## The task
Copy all lines below containing "Background".
— begin Entries supplied —
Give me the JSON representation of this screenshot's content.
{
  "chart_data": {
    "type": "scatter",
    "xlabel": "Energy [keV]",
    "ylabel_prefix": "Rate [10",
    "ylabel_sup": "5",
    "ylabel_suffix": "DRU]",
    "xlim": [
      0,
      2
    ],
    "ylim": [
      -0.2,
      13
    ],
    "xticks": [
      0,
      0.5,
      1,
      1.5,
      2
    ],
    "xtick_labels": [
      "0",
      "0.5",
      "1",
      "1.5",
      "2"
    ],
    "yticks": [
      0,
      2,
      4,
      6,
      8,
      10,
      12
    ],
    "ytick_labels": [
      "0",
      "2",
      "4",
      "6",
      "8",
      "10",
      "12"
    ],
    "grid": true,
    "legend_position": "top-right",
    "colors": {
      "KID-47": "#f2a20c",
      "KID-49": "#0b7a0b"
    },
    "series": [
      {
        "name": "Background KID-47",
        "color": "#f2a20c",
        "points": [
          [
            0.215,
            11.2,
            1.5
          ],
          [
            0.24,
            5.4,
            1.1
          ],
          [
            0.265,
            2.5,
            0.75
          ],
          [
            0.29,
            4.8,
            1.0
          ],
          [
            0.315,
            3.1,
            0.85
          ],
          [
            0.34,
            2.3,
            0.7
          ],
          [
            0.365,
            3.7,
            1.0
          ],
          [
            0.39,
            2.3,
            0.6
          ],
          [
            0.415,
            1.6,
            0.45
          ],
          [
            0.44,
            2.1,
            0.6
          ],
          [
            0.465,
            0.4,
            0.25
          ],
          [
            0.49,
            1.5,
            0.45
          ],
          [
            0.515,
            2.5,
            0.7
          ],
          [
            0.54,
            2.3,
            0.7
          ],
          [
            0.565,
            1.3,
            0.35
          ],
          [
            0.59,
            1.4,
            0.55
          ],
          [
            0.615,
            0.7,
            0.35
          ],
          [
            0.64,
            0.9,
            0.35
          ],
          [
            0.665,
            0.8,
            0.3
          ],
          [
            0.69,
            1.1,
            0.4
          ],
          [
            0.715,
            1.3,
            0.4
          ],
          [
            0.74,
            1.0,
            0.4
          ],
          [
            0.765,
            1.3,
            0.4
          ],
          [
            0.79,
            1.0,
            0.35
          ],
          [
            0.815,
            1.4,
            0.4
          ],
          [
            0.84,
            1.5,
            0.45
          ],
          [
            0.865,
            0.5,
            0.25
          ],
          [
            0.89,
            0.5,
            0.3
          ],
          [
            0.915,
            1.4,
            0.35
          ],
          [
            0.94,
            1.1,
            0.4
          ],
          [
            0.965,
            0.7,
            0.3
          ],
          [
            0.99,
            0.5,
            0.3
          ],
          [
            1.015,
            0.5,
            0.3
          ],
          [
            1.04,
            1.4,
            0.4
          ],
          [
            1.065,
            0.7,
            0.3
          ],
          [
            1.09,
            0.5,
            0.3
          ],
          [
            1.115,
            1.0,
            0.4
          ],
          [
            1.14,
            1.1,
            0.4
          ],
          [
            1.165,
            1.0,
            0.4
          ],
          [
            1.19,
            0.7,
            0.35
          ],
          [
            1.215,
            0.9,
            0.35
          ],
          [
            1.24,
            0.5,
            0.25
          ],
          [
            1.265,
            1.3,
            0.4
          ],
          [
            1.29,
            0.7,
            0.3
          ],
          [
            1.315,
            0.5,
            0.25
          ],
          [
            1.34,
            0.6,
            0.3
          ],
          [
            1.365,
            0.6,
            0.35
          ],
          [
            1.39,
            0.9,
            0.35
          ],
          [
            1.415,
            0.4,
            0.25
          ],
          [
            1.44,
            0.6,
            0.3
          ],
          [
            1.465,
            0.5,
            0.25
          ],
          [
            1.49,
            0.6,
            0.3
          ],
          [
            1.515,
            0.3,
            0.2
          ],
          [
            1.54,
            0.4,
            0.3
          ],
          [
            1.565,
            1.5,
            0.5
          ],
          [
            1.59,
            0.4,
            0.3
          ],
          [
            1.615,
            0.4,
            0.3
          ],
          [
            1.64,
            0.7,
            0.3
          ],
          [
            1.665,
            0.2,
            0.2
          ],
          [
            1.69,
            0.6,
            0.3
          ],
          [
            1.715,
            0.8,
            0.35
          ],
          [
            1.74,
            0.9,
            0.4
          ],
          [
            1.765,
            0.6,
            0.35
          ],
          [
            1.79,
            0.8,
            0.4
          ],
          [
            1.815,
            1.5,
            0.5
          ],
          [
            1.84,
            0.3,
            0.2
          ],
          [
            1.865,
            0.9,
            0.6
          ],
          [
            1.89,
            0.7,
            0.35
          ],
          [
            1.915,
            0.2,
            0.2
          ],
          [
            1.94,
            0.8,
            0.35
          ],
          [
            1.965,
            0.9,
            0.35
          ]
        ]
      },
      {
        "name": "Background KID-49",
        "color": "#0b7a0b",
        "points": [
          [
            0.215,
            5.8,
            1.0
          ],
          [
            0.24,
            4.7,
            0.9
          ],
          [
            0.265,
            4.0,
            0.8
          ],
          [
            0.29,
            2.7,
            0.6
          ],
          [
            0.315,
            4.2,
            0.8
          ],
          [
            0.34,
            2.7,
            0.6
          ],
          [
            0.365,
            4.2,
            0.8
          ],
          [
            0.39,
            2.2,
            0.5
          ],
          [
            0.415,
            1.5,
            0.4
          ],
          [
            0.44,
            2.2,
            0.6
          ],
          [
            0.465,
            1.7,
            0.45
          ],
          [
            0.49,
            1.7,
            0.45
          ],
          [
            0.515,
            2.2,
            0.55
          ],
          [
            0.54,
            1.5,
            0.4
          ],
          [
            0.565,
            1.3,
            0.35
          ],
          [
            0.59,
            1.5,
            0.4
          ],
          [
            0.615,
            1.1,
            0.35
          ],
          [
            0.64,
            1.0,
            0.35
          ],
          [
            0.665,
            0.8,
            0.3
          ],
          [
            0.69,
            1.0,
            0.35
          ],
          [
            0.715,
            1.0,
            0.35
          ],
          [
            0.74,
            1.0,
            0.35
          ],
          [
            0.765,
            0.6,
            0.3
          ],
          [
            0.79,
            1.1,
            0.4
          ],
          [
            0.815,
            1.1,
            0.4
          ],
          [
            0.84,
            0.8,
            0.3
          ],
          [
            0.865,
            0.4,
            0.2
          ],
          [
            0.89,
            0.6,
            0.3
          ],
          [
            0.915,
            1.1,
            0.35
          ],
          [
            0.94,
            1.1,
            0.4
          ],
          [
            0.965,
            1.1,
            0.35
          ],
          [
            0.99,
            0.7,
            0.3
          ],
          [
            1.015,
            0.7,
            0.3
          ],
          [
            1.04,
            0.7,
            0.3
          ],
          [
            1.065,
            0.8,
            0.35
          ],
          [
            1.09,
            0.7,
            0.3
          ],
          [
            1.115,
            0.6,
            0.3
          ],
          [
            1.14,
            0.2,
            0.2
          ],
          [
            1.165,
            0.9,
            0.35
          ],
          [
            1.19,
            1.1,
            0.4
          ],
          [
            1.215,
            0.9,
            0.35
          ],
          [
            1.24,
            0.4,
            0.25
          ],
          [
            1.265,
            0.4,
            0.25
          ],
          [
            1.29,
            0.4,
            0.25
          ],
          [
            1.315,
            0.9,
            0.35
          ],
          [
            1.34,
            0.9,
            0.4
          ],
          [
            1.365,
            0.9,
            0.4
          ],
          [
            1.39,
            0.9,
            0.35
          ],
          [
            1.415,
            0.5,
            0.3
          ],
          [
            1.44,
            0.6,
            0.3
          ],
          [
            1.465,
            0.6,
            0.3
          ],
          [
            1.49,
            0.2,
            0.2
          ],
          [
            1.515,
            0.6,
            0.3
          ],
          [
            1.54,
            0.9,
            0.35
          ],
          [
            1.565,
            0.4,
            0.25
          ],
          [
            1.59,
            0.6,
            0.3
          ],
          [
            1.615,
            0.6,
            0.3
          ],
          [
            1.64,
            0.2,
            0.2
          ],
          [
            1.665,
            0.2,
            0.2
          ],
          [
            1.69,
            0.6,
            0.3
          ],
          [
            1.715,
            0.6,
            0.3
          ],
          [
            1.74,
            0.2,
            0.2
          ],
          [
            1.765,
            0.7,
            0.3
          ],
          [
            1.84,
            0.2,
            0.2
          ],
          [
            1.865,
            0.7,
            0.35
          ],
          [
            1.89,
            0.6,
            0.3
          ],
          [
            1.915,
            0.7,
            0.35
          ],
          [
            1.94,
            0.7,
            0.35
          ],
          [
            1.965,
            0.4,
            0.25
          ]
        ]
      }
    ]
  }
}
— end Entries supplied —
## Written reply
        "name": "Background KID-47",
        "name": "Background KID-49",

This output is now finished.